** begin SUPPLIED RECORDS **

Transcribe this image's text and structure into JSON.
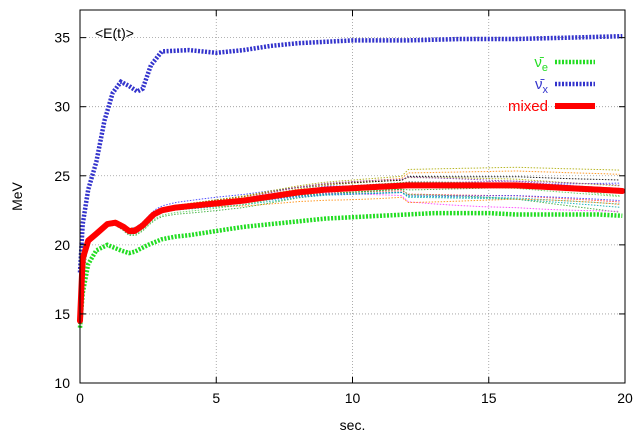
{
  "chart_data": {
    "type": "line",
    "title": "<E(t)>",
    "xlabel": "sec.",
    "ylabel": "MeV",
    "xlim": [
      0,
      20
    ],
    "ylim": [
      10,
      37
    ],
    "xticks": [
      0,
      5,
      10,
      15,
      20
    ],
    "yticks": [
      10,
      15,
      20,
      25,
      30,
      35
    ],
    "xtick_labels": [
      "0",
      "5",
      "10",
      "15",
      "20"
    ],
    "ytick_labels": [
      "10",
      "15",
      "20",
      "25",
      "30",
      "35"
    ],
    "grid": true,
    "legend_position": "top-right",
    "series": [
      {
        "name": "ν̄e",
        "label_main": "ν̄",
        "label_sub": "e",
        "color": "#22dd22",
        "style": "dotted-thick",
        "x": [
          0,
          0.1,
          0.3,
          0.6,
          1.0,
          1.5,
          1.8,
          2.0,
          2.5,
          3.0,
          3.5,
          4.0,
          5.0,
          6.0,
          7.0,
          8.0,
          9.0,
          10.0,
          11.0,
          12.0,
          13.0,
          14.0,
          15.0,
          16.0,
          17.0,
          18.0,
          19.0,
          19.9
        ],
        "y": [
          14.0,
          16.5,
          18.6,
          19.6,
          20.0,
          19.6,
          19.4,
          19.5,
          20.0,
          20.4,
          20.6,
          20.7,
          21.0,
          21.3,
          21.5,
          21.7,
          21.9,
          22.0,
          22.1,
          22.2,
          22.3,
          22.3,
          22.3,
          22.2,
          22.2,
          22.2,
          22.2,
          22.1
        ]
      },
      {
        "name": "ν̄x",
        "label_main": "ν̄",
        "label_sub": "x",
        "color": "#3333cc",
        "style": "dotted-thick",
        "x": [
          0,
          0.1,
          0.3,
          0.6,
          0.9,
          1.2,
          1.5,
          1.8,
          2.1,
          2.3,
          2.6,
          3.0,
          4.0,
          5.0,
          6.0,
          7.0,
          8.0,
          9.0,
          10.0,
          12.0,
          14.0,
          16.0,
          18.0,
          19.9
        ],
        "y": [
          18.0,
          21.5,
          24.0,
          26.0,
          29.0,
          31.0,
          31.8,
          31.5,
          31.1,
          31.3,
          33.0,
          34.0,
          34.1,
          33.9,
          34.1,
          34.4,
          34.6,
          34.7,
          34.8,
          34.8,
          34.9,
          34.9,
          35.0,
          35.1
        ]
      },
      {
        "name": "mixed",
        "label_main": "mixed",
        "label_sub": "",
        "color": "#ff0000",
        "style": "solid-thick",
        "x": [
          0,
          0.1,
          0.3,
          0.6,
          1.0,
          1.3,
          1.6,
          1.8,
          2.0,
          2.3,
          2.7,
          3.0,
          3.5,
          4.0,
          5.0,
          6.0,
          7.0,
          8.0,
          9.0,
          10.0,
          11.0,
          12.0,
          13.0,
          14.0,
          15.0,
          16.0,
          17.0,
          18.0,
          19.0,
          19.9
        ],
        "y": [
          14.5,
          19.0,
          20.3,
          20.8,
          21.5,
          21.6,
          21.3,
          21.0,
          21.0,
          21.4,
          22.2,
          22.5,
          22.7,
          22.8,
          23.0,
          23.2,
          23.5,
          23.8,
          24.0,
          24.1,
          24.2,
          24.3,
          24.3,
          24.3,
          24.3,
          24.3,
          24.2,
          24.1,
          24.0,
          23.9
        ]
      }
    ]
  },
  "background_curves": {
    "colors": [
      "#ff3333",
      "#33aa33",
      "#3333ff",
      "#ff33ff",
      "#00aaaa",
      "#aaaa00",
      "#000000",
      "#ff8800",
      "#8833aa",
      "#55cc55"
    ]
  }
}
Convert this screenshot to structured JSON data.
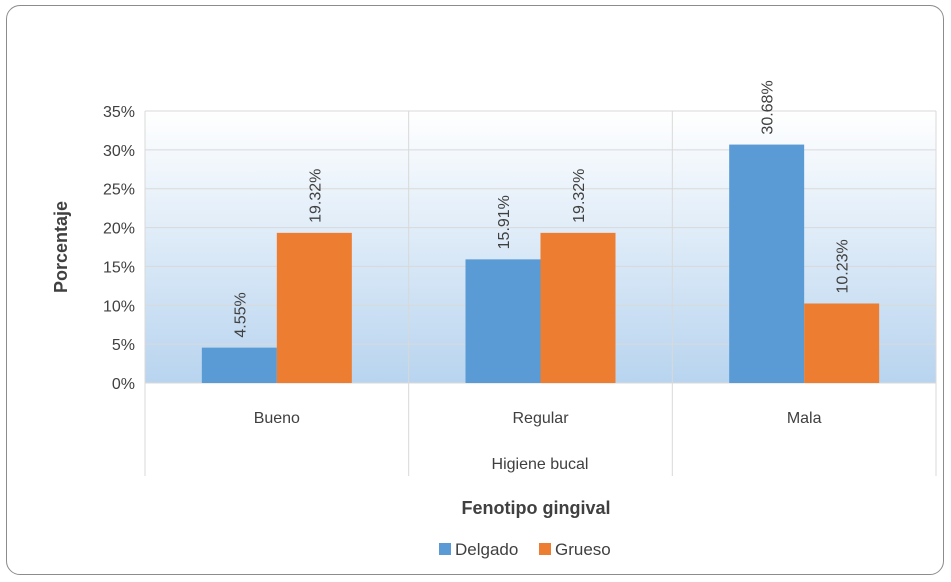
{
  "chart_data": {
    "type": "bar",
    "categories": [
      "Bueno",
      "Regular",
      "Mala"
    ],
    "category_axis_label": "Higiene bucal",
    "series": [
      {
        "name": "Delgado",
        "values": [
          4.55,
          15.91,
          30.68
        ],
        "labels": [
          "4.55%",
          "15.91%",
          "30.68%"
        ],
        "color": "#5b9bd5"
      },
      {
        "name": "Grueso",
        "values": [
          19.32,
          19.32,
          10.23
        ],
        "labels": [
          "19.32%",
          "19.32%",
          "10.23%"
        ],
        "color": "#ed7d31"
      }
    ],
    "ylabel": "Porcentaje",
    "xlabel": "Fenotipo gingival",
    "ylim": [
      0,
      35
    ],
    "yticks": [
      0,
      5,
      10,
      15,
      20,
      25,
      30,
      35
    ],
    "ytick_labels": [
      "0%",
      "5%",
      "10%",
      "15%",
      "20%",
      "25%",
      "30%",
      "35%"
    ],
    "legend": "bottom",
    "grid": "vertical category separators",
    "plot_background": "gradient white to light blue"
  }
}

** end SUPPLIED RECORDS **

Say how many lines in the records above hold "xlabel", and give no other text.

SOLUTION TO THE EXERCISE
2